* BEGIN Dataset records *
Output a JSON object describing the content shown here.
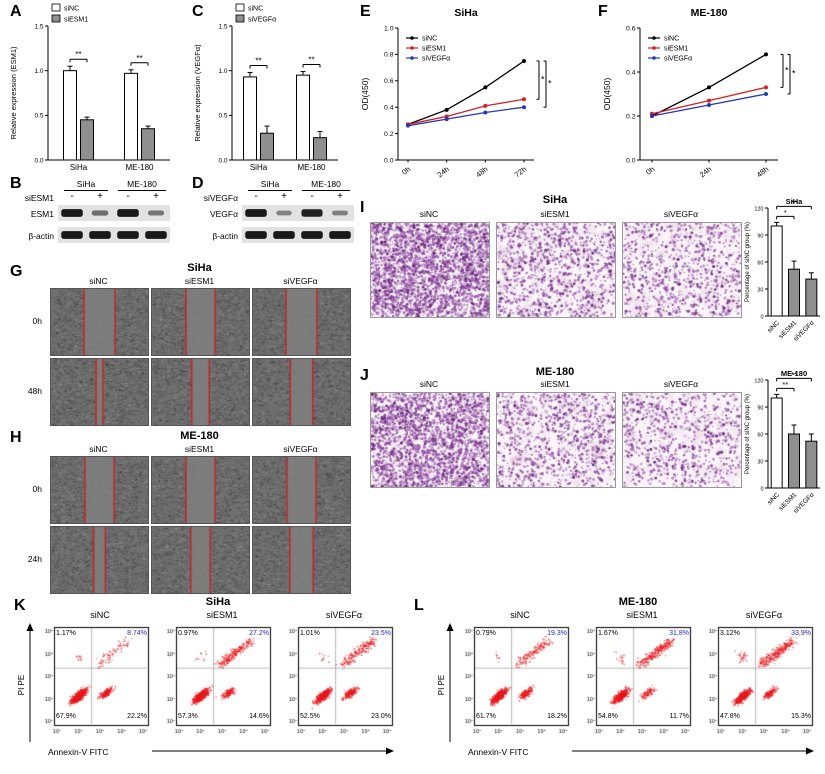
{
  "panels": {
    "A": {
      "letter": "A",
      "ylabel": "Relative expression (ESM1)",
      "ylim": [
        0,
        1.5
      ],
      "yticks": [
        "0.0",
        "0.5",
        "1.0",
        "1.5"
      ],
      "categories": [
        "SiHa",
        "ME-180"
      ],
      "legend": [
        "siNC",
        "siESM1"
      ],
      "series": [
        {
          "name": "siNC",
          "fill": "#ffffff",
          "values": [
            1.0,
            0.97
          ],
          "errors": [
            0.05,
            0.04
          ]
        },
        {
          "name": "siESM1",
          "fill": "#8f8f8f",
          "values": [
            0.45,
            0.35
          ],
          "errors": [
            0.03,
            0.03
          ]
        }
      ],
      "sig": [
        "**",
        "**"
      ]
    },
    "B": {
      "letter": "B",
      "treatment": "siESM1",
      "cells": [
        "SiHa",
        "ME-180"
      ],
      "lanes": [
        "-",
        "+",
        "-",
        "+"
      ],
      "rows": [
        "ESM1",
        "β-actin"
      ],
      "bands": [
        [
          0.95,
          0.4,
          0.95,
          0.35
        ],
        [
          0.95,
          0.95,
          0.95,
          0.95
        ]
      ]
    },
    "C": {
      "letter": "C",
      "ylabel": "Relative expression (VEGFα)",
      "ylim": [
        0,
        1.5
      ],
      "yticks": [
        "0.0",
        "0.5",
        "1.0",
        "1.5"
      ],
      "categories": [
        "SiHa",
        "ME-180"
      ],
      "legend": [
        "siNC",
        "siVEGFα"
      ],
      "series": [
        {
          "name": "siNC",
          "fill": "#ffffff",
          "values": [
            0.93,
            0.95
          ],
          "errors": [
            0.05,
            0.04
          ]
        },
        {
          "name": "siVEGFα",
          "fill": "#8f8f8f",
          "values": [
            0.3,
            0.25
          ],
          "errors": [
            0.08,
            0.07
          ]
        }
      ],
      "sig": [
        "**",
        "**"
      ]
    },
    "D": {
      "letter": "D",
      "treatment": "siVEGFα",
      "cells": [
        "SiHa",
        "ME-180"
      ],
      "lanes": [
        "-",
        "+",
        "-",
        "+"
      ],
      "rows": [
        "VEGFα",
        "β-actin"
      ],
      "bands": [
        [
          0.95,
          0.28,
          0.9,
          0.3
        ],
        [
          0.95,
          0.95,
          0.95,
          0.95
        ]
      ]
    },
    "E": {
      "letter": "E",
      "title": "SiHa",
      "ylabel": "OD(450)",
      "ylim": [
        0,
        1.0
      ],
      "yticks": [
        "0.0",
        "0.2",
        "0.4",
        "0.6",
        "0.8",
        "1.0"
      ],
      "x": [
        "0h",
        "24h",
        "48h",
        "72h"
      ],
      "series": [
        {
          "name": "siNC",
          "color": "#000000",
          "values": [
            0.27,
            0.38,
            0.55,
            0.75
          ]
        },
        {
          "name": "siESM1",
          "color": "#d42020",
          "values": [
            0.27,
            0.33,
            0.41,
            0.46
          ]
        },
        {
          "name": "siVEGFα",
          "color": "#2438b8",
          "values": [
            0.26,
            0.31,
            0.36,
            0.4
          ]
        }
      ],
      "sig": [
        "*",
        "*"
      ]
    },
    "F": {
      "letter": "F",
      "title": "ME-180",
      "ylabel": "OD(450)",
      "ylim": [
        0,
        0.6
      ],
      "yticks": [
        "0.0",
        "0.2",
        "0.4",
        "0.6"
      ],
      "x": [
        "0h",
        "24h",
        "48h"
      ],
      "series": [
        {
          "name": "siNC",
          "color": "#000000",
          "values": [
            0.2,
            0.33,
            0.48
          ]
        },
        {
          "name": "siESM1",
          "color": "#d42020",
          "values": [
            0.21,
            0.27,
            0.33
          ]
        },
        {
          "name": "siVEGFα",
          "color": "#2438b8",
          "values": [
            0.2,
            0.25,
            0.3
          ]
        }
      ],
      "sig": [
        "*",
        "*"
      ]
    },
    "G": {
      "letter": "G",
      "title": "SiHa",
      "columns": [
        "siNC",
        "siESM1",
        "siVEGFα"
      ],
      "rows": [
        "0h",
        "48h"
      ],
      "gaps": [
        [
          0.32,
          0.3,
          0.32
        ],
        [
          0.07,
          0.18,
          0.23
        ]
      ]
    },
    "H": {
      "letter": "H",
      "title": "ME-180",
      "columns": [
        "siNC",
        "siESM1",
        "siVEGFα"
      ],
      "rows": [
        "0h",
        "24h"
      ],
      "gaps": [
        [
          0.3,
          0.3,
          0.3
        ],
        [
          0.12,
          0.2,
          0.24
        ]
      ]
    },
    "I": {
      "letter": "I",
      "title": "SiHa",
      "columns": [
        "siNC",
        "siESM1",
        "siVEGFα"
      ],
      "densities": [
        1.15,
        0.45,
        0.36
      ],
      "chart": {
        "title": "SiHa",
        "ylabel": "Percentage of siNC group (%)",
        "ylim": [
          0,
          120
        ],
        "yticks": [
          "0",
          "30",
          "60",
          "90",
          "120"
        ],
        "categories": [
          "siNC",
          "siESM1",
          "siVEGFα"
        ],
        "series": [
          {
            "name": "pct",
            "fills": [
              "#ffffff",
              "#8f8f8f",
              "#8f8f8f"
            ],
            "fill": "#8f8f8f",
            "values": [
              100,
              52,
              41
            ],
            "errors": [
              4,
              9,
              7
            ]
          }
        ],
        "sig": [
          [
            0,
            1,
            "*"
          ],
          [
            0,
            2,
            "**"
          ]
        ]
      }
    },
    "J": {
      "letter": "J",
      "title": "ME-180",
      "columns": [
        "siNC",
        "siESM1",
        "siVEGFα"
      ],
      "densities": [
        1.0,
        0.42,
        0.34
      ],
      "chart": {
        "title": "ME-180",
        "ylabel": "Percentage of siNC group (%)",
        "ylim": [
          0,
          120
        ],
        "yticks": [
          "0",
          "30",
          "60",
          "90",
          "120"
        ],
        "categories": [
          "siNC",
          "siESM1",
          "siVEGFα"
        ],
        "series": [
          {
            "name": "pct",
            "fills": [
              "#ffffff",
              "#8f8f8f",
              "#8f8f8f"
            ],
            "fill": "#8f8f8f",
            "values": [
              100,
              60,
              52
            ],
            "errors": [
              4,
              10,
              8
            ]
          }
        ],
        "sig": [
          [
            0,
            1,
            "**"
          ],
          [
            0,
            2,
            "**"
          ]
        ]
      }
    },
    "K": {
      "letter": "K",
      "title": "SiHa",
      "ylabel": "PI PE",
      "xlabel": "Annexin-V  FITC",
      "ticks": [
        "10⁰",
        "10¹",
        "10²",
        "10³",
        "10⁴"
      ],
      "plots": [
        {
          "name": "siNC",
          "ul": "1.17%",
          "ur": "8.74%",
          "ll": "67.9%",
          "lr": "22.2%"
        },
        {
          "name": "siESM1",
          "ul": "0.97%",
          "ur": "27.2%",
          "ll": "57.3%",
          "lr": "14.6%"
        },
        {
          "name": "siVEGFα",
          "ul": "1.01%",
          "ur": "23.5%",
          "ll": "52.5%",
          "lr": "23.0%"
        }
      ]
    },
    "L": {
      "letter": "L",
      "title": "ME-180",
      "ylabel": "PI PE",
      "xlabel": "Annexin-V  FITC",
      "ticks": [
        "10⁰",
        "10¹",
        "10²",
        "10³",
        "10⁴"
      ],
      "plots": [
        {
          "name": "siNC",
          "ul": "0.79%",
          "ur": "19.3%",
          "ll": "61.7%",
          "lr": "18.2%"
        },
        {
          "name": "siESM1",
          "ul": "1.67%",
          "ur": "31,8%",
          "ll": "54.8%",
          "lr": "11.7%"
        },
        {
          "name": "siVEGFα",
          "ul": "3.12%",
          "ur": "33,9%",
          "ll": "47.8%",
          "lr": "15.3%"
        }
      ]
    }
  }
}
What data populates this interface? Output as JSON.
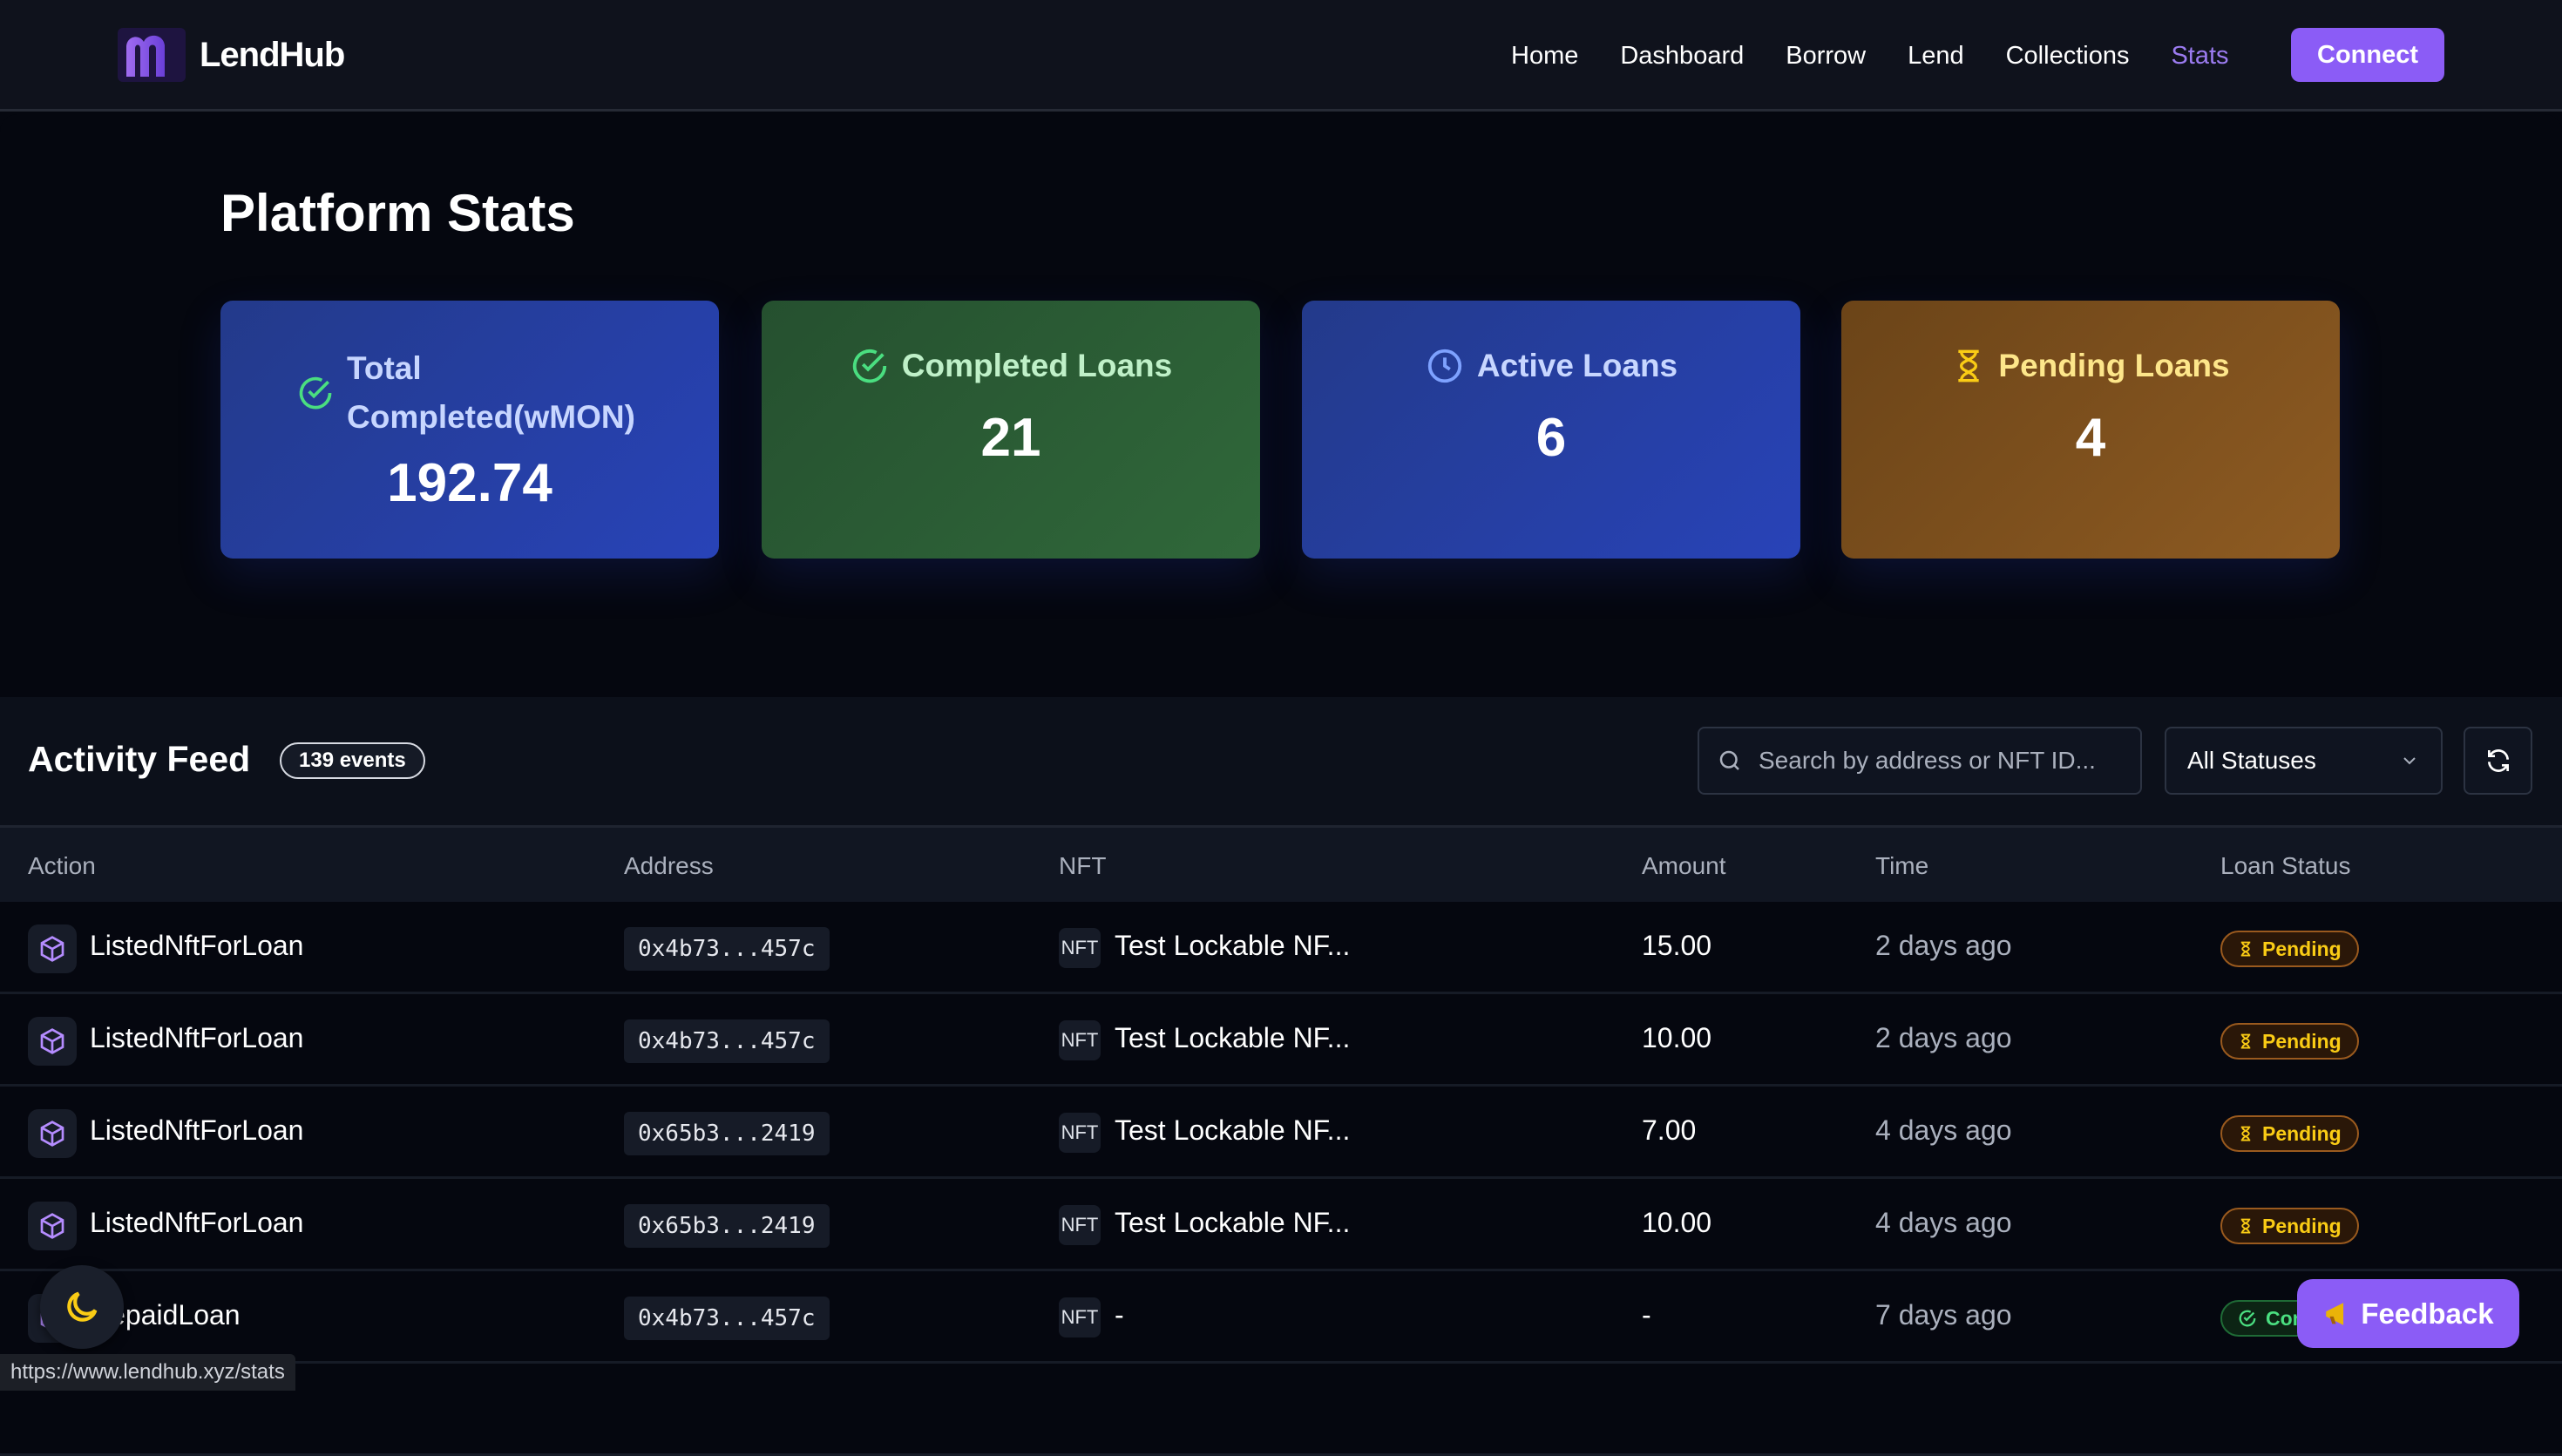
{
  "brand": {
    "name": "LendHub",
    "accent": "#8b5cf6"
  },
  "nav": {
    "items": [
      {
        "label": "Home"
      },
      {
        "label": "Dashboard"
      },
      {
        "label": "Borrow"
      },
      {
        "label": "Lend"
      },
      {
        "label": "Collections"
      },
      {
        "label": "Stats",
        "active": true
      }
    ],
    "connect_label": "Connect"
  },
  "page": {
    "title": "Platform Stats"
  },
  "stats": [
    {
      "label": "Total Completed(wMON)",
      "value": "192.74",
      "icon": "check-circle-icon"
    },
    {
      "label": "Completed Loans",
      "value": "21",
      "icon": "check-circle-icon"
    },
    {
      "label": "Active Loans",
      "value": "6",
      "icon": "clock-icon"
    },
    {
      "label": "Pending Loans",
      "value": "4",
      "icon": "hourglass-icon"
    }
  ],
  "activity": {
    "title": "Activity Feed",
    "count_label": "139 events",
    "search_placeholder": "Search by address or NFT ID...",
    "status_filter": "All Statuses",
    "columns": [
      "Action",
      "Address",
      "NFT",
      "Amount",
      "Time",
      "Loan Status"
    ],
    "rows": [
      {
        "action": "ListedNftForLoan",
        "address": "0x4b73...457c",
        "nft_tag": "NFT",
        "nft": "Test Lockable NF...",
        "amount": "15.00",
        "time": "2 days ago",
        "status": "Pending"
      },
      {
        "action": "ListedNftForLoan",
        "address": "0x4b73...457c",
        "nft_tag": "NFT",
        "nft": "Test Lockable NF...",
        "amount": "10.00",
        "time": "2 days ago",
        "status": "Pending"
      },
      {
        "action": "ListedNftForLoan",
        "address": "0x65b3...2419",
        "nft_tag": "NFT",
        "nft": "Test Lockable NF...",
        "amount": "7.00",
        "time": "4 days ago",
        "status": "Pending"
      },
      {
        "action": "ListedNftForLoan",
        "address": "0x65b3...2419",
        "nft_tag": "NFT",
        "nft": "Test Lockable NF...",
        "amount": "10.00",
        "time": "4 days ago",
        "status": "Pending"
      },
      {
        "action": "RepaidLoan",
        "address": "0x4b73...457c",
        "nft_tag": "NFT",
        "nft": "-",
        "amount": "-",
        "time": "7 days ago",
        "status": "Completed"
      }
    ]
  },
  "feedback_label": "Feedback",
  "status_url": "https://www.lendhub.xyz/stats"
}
* END Dataset records *
» **What to do**
Which lines of the material contain the string "JSON"? List each of them.

» **Solution below**
Output a JSON object describing the content shown here.
What data populates this interface? Output as JSON.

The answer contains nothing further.